Restate every entry word for word.

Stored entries
......
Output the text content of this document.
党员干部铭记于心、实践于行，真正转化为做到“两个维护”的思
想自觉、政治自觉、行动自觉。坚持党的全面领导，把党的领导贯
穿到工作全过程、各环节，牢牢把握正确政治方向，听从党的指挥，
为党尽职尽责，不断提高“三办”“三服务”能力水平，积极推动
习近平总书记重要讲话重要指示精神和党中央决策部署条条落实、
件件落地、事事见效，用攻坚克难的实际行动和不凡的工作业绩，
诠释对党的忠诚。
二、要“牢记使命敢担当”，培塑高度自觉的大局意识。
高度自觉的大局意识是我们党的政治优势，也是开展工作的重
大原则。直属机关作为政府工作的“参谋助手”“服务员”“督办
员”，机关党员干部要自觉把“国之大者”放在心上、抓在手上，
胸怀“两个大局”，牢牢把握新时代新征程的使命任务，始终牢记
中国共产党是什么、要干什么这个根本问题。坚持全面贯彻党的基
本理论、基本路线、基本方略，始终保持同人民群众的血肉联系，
......
__EXERCISE SOLUTION__.
Output the text content of this document.
党员干部铭记于心、实践于行，真正转化为做到“两个维护”的思
想自觉、政治自觉、行动自觉。坚持党的全面领导，把党的领导贯
穿到工作全过程、各环节，牢牢把握正确政治方向，听从党的指挥，
为党尽职尽责，不断提高“三办”“三服务”能力水平，积极推动
习近平总书记重要讲话重要指示精神和党中央决策部署条条落实、
件件落地、事事见效，用攻坚克难的实际行动和不凡的工作业绩，
诠释对党的忠诚。
二、要“牢记使命敢担当”，培塑高度自觉的大局意识。
高度自觉的大局意识是我们党的政治优势，也是开展工作的重
大原则。直属机关作为政府工作的“参谋助手”“服务员”“督办
员”，机关党员干部要自觉把“国之大者”放在心上、抓在手上，
胸怀“两个大局”，牢牢把握新时代新征程的使命任务，始终牢记
中国共产党是什么、要干什么这个根本问题。坚持全面贯彻党的基
本理论、基本路线、基本方略，始终保持同人民群众的血肉联系，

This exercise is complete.